Objective: Every record below is to be retyped exactly.

______________________________

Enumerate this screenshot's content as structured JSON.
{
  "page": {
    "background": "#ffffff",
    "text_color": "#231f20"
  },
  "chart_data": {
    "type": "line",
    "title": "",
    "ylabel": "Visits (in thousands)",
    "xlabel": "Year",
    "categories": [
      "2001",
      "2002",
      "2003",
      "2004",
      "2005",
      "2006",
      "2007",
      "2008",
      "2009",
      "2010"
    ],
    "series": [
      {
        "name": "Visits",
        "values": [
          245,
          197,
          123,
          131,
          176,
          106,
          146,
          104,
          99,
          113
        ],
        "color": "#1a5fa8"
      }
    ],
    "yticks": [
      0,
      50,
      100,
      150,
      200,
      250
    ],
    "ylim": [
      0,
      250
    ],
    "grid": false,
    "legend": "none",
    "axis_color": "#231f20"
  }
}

______________________________

The result:
Enumerate this screenshot's content as structured JSON.
{
  "page": {
    "background": "#ffffff",
    "text_color": "#231f20"
  },
  "chart_data": {
    "type": "line",
    "title": "",
    "ylabel": "Visits (in thousands)",
    "xlabel": "Year",
    "categories": [
      "2001",
      "2002",
      "2003",
      "2004",
      "2005",
      "2006",
      "2007",
      "2008",
      "2009",
      "2010"
    ],
    "series": [
      {
        "name": "Visits",
        "values": [
          245,
          197,
          123,
          131,
          176,
          106,
          146,
          104,
          99,
          113
        ],
        "color": "#1a5fa8"
      }
    ],
    "yticks": [
      0,
      50,
      100,
      150,
      200,
      250
    ],
    "ylim": [
      0,
      250
    ],
    "grid": false,
    "legend": "none",
    "axis_color": "#231f20"
  }
}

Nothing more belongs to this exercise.